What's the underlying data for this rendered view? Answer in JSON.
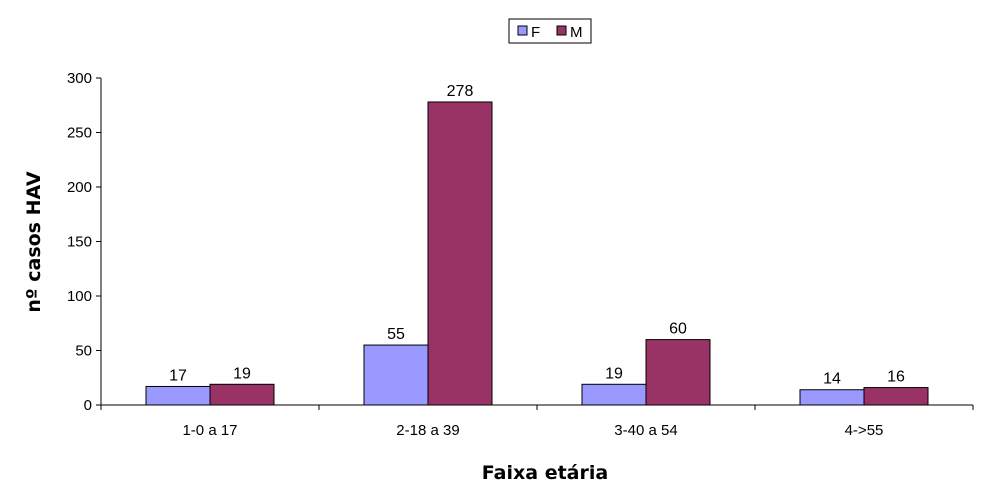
{
  "chart_data": {
    "type": "bar",
    "categories": [
      "1-0 a 17",
      "2-18 a 39",
      "3-40 a 54",
      "4->55"
    ],
    "series": [
      {
        "name": "F",
        "values": [
          17,
          55,
          19,
          14
        ],
        "color": "#9999ff"
      },
      {
        "name": "M",
        "values": [
          19,
          278,
          60,
          16
        ],
        "color": "#993366"
      }
    ],
    "xlabel": "Faixa etária",
    "ylabel": "nº casos HAV",
    "ylim": [
      0,
      300
    ],
    "yticks": [
      0,
      50,
      100,
      150,
      200,
      250,
      300
    ],
    "grid": false,
    "legend_position": "top-center",
    "data_labels": true
  }
}
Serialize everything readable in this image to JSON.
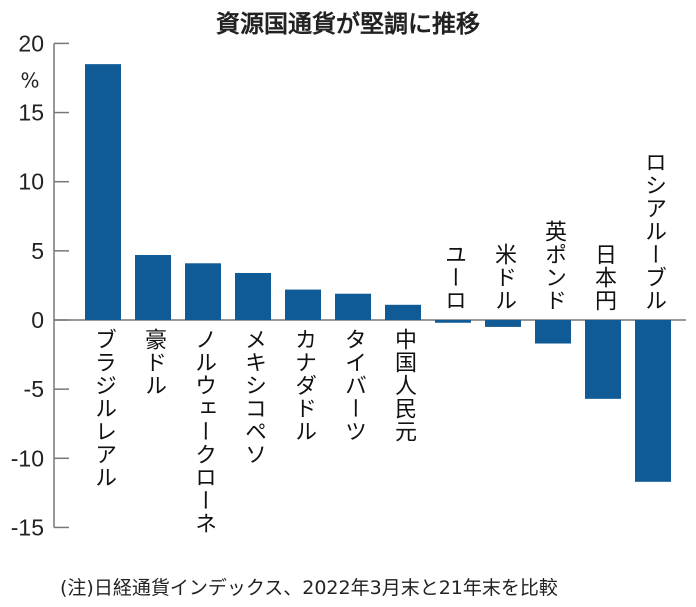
{
  "chart_data": {
    "type": "bar",
    "title": "資源国通貨が堅調に推移",
    "ylabel": "%",
    "ylim": [
      -15,
      20
    ],
    "yticks": [
      20,
      15,
      10,
      5,
      0,
      -5,
      -10,
      -15
    ],
    "categories": [
      "ブラジルレアル",
      "豪ドル",
      "ノルウェークローネ",
      "メキシコペソ",
      "カナダドル",
      "タイバーツ",
      "中国人民元",
      "ユーロ",
      "米ドル",
      "英ポンド",
      "日本円",
      "ロシアルーブル"
    ],
    "values": [
      18.5,
      4.7,
      4.1,
      3.4,
      2.2,
      1.9,
      1.1,
      -0.2,
      -0.5,
      -1.7,
      -5.7,
      -11.7
    ],
    "bar_color": "#105a96",
    "note": "(注)日経通貨インデックス、2022年3月末と21年末を比較"
  }
}
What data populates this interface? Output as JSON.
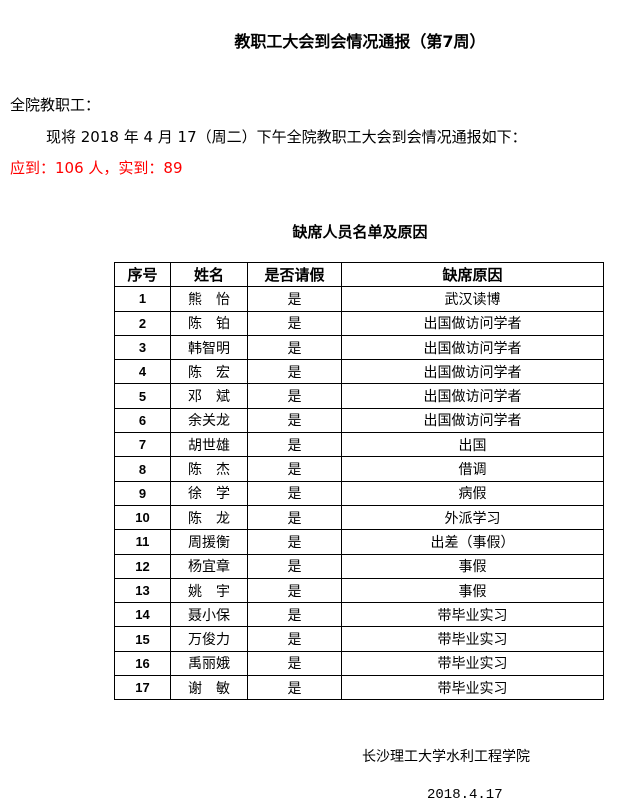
{
  "title": "教职工大会到会情况通报（第7周）",
  "greeting": "全院教职工：",
  "paragraph": "现将 2018 年 4 月 17（周二）下午全院教职工大会到会情况通报如下：",
  "attendance": "应到：106 人，实到：89",
  "attendance_color": "#ff0000",
  "subtitle": "缺席人员名单及原因",
  "table": {
    "headers": [
      "序号",
      "姓名",
      "是否请假",
      "缺席原因"
    ],
    "rows": [
      [
        "1",
        "熊　怡",
        "是",
        "武汉读博"
      ],
      [
        "2",
        "陈　铂",
        "是",
        "出国做访问学者"
      ],
      [
        "3",
        "韩智明",
        "是",
        "出国做访问学者"
      ],
      [
        "4",
        "陈　宏",
        "是",
        "出国做访问学者"
      ],
      [
        "5",
        "邓　斌",
        "是",
        "出国做访问学者"
      ],
      [
        "6",
        "余关龙",
        "是",
        "出国做访问学者"
      ],
      [
        "7",
        "胡世雄",
        "是",
        "出国"
      ],
      [
        "8",
        "陈　杰",
        "是",
        "借调"
      ],
      [
        "9",
        "徐　学",
        "是",
        "病假"
      ],
      [
        "10",
        "陈　龙",
        "是",
        "外派学习"
      ],
      [
        "11",
        "周援衡",
        "是",
        "出差（事假）"
      ],
      [
        "12",
        "杨宜章",
        "是",
        "事假"
      ],
      [
        "13",
        "姚　宇",
        "是",
        "事假"
      ],
      [
        "14",
        "聂小保",
        "是",
        "带毕业实习"
      ],
      [
        "15",
        "万俊力",
        "是",
        "带毕业实习"
      ],
      [
        "16",
        "禹丽娥",
        "是",
        "带毕业实习"
      ],
      [
        "17",
        "谢　敏",
        "是",
        "带毕业实习"
      ]
    ]
  },
  "footer": {
    "org": "长沙理工大学水利工程学院",
    "date": "2018.4.17"
  }
}
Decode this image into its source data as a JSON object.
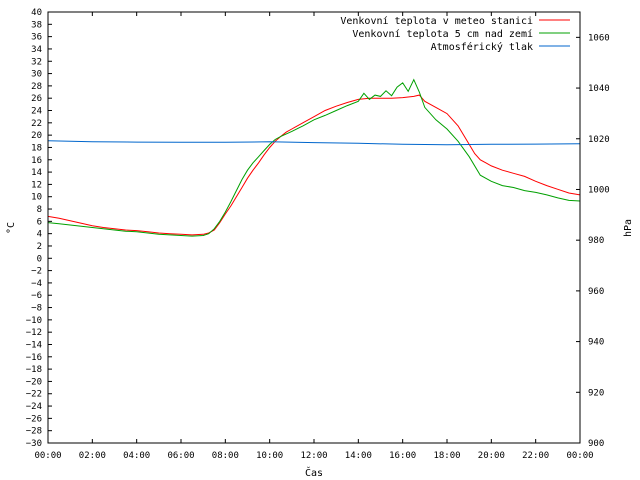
{
  "chart_data": {
    "type": "line",
    "x_tick_labels": [
      "00:00",
      "02:00",
      "04:00",
      "06:00",
      "08:00",
      "10:00",
      "12:00",
      "14:00",
      "16:00",
      "18:00",
      "20:00",
      "22:00",
      "00:00"
    ],
    "xlabel": "Čas",
    "ylabel_left": "°C",
    "ylabel_right": "hPa",
    "ylim_left": [
      -30,
      40
    ],
    "y_left_step": 2,
    "ylim_right": [
      900,
      1070
    ],
    "y_right_ticks": [
      900,
      920,
      940,
      960,
      980,
      1000,
      1020,
      1040,
      1060
    ],
    "grid": false,
    "legend_position": "top-right",
    "series": [
      {
        "name": "Venkovní teplota v meteo stanici",
        "axis": "left",
        "color": "#ff0000",
        "x": [
          0,
          0.5,
          1,
          1.5,
          2,
          2.5,
          3,
          3.5,
          4,
          4.5,
          5,
          5.5,
          6,
          6.5,
          7,
          7.25,
          7.5,
          7.75,
          8,
          8.25,
          8.5,
          8.75,
          9,
          9.25,
          9.5,
          9.75,
          10,
          10.25,
          10.5,
          10.75,
          11,
          11.5,
          12,
          12.5,
          13,
          13.5,
          14,
          14.5,
          15,
          15.5,
          16,
          16.25,
          16.5,
          16.75,
          17,
          17.5,
          18,
          18.5,
          19,
          19.25,
          19.5,
          19.75,
          20,
          20.5,
          21,
          21.5,
          22,
          22.5,
          23,
          23.5,
          24
        ],
        "y": [
          6.8,
          6.5,
          6.1,
          5.7,
          5.3,
          5,
          4.8,
          4.6,
          4.5,
          4.3,
          4.1,
          4,
          3.9,
          3.8,
          3.9,
          4.1,
          4.6,
          5.8,
          7.2,
          8.5,
          10,
          11.5,
          13,
          14.3,
          15.5,
          16.8,
          18,
          19,
          19.8,
          20.5,
          21,
          22,
          23,
          24,
          24.7,
          25.3,
          25.8,
          26,
          26,
          26,
          26.1,
          26.2,
          26.3,
          26.5,
          25.5,
          24.5,
          23.5,
          21.5,
          18.5,
          17,
          16,
          15.5,
          15,
          14.3,
          13.8,
          13.3,
          12.5,
          11.8,
          11.2,
          10.6,
          10.3
        ]
      },
      {
        "name": "Venkovní teplota 5 cm nad zemí",
        "axis": "left",
        "color": "#00a000",
        "x": [
          0,
          0.5,
          1,
          1.5,
          2,
          2.5,
          3,
          3.5,
          4,
          4.5,
          5,
          5.5,
          6,
          6.5,
          7,
          7.25,
          7.5,
          7.75,
          8,
          8.25,
          8.5,
          8.75,
          9,
          9.25,
          9.5,
          9.75,
          10,
          10.25,
          10.5,
          10.75,
          11,
          11.5,
          12,
          12.5,
          13,
          13.5,
          14,
          14.25,
          14.5,
          14.75,
          15,
          15.25,
          15.5,
          15.75,
          16,
          16.25,
          16.5,
          16.75,
          17,
          17.5,
          18,
          18.5,
          19,
          19.5,
          20,
          20.5,
          21,
          21.5,
          22,
          22.5,
          23,
          23.5,
          24
        ],
        "y": [
          5.8,
          5.6,
          5.4,
          5.2,
          5,
          4.8,
          4.6,
          4.4,
          4.3,
          4.1,
          3.9,
          3.8,
          3.7,
          3.6,
          3.7,
          4,
          4.8,
          6,
          7.5,
          9.2,
          11,
          12.8,
          14.3,
          15.5,
          16.5,
          17.5,
          18.5,
          19.3,
          19.8,
          20.2,
          20.6,
          21.5,
          22.5,
          23.2,
          24,
          24.8,
          25.5,
          26.8,
          25.8,
          26.5,
          26.3,
          27.2,
          26.4,
          27.8,
          28.5,
          27.1,
          29,
          27,
          24.5,
          22.5,
          21,
          19,
          16.5,
          13.5,
          12.5,
          11.8,
          11.5,
          11,
          10.7,
          10.3,
          9.8,
          9.4,
          9.3
        ]
      },
      {
        "name": "Atmosférický tlak",
        "axis": "right",
        "color": "#0066cc",
        "x": [
          0,
          1,
          2,
          4,
          6,
          8,
          10,
          12,
          14,
          16,
          18,
          20,
          22,
          24
        ],
        "y": [
          1019.2,
          1019,
          1018.8,
          1018.7,
          1018.6,
          1018.6,
          1018.8,
          1018.5,
          1018.2,
          1017.8,
          1017.6,
          1017.8,
          1017.9,
          1018
        ]
      }
    ]
  }
}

- - - - - - -

# Task requirements
Show each line holding the word "name".

# Exercise output
        "name": "F",
        "name": "M",
        "name": "Venkovní teplota v meteo stanici",
        "name": "Venkovní teplota 5 cm nad zemí",
        "name": "Atmosférický tlak",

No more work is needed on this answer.